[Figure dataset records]
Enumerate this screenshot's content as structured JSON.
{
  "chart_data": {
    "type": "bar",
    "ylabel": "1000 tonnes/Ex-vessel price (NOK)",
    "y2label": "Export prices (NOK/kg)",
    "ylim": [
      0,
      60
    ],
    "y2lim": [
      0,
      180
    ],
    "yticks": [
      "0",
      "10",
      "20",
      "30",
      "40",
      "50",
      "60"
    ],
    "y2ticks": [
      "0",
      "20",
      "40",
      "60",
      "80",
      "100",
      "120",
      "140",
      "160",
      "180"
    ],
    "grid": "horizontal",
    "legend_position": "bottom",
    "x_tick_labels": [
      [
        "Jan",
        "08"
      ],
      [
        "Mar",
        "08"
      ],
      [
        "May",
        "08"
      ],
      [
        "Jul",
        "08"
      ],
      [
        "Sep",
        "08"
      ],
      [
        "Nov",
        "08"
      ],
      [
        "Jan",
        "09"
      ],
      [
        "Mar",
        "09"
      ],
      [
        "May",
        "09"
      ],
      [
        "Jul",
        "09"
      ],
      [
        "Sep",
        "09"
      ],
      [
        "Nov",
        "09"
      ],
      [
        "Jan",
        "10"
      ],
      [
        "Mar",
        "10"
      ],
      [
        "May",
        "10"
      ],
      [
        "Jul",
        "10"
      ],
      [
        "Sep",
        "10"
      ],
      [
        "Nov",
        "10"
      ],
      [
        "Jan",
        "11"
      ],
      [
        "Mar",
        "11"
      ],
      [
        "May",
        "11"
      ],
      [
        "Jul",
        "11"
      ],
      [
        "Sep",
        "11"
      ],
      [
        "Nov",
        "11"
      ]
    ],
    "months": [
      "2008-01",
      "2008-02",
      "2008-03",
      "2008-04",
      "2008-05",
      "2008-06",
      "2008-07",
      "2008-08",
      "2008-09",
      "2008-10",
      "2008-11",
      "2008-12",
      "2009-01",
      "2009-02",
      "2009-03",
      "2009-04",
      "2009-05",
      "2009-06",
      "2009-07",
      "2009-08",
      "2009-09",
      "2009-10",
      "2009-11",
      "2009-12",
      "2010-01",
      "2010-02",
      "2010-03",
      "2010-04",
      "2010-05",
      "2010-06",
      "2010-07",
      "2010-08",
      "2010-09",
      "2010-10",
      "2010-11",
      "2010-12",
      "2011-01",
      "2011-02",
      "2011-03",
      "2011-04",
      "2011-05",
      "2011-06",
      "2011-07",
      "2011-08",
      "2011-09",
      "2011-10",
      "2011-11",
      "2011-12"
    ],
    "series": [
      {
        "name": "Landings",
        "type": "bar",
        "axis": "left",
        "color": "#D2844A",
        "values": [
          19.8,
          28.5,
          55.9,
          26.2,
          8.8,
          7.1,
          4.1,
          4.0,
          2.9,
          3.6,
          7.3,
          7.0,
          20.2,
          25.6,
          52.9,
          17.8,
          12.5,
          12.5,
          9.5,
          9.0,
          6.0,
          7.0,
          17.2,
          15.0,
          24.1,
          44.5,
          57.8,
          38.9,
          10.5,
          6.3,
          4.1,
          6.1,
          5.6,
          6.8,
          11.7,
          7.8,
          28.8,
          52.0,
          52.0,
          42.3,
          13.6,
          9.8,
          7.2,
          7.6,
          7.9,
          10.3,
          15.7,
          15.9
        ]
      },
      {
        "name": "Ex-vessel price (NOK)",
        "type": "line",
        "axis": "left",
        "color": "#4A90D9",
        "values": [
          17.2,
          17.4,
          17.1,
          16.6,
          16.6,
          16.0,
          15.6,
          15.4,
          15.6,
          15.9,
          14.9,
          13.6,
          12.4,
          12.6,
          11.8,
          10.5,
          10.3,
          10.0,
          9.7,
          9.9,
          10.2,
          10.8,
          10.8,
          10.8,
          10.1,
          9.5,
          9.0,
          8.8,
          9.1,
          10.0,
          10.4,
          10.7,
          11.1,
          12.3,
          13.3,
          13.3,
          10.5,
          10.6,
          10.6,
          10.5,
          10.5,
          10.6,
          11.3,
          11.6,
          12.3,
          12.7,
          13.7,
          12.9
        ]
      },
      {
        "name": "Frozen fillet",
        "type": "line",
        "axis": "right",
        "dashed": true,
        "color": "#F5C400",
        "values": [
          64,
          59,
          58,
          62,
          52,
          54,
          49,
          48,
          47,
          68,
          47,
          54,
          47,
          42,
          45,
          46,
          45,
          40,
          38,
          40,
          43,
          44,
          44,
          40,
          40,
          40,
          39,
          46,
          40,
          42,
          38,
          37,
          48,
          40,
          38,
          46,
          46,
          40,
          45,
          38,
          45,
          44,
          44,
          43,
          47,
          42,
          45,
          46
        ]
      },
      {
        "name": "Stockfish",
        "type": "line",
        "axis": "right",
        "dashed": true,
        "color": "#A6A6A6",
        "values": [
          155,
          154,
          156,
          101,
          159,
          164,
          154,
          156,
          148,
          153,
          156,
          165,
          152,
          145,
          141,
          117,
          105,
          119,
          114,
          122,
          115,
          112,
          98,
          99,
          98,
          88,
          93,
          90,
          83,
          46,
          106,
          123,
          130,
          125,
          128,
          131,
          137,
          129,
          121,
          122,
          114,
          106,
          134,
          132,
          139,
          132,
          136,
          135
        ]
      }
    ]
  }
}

- _Your goal_: Reproduce all of the records exactly.

- _Final answer_:
Enumerate this screenshot's content as structured JSON.
{
  "chart_data": {
    "type": "bar",
    "ylabel": "1000 tonnes/Ex-vessel price (NOK)",
    "y2label": "Export prices (NOK/kg)",
    "ylim": [
      0,
      60
    ],
    "y2lim": [
      0,
      180
    ],
    "yticks": [
      "0",
      "10",
      "20",
      "30",
      "40",
      "50",
      "60"
    ],
    "y2ticks": [
      "0",
      "20",
      "40",
      "60",
      "80",
      "100",
      "120",
      "140",
      "160",
      "180"
    ],
    "grid": "horizontal",
    "legend_position": "bottom",
    "x_tick_labels": [
      [
        "Jan",
        "08"
      ],
      [
        "Mar",
        "08"
      ],
      [
        "May",
        "08"
      ],
      [
        "Jul",
        "08"
      ],
      [
        "Sep",
        "08"
      ],
      [
        "Nov",
        "08"
      ],
      [
        "Jan",
        "09"
      ],
      [
        "Mar",
        "09"
      ],
      [
        "May",
        "09"
      ],
      [
        "Jul",
        "09"
      ],
      [
        "Sep",
        "09"
      ],
      [
        "Nov",
        "09"
      ],
      [
        "Jan",
        "10"
      ],
      [
        "Mar",
        "10"
      ],
      [
        "May",
        "10"
      ],
      [
        "Jul",
        "10"
      ],
      [
        "Sep",
        "10"
      ],
      [
        "Nov",
        "10"
      ],
      [
        "Jan",
        "11"
      ],
      [
        "Mar",
        "11"
      ],
      [
        "May",
        "11"
      ],
      [
        "Jul",
        "11"
      ],
      [
        "Sep",
        "11"
      ],
      [
        "Nov",
        "11"
      ]
    ],
    "months": [
      "2008-01",
      "2008-02",
      "2008-03",
      "2008-04",
      "2008-05",
      "2008-06",
      "2008-07",
      "2008-08",
      "2008-09",
      "2008-10",
      "2008-11",
      "2008-12",
      "2009-01",
      "2009-02",
      "2009-03",
      "2009-04",
      "2009-05",
      "2009-06",
      "2009-07",
      "2009-08",
      "2009-09",
      "2009-10",
      "2009-11",
      "2009-12",
      "2010-01",
      "2010-02",
      "2010-03",
      "2010-04",
      "2010-05",
      "2010-06",
      "2010-07",
      "2010-08",
      "2010-09",
      "2010-10",
      "2010-11",
      "2010-12",
      "2011-01",
      "2011-02",
      "2011-03",
      "2011-04",
      "2011-05",
      "2011-06",
      "2011-07",
      "2011-08",
      "2011-09",
      "2011-10",
      "2011-11",
      "2011-12"
    ],
    "series": [
      {
        "name": "Landings",
        "type": "bar",
        "axis": "left",
        "color": "#D2844A",
        "values": [
          19.8,
          28.5,
          55.9,
          26.2,
          8.8,
          7.1,
          4.1,
          4.0,
          2.9,
          3.6,
          7.3,
          7.0,
          20.2,
          25.6,
          52.9,
          17.8,
          12.5,
          12.5,
          9.5,
          9.0,
          6.0,
          7.0,
          17.2,
          15.0,
          24.1,
          44.5,
          57.8,
          38.9,
          10.5,
          6.3,
          4.1,
          6.1,
          5.6,
          6.8,
          11.7,
          7.8,
          28.8,
          52.0,
          52.0,
          42.3,
          13.6,
          9.8,
          7.2,
          7.6,
          7.9,
          10.3,
          15.7,
          15.9
        ]
      },
      {
        "name": "Ex-vessel price (NOK)",
        "type": "line",
        "axis": "left",
        "color": "#4A90D9",
        "values": [
          17.2,
          17.4,
          17.1,
          16.6,
          16.6,
          16.0,
          15.6,
          15.4,
          15.6,
          15.9,
          14.9,
          13.6,
          12.4,
          12.6,
          11.8,
          10.5,
          10.3,
          10.0,
          9.7,
          9.9,
          10.2,
          10.8,
          10.8,
          10.8,
          10.1,
          9.5,
          9.0,
          8.8,
          9.1,
          10.0,
          10.4,
          10.7,
          11.1,
          12.3,
          13.3,
          13.3,
          10.5,
          10.6,
          10.6,
          10.5,
          10.5,
          10.6,
          11.3,
          11.6,
          12.3,
          12.7,
          13.7,
          12.9
        ]
      },
      {
        "name": "Frozen fillet",
        "type": "line",
        "axis": "right",
        "dashed": true,
        "color": "#F5C400",
        "values": [
          64,
          59,
          58,
          62,
          52,
          54,
          49,
          48,
          47,
          68,
          47,
          54,
          47,
          42,
          45,
          46,
          45,
          40,
          38,
          40,
          43,
          44,
          44,
          40,
          40,
          40,
          39,
          46,
          40,
          42,
          38,
          37,
          48,
          40,
          38,
          46,
          46,
          40,
          45,
          38,
          45,
          44,
          44,
          43,
          47,
          42,
          45,
          46
        ]
      },
      {
        "name": "Stockfish",
        "type": "line",
        "axis": "right",
        "dashed": true,
        "color": "#A6A6A6",
        "values": [
          155,
          154,
          156,
          101,
          159,
          164,
          154,
          156,
          148,
          153,
          156,
          165,
          152,
          145,
          141,
          117,
          105,
          119,
          114,
          122,
          115,
          112,
          98,
          99,
          98,
          88,
          93,
          90,
          83,
          46,
          106,
          123,
          130,
          125,
          128,
          131,
          137,
          129,
          121,
          122,
          114,
          106,
          134,
          132,
          139,
          132,
          136,
          135
        ]
      }
    ]
  }
}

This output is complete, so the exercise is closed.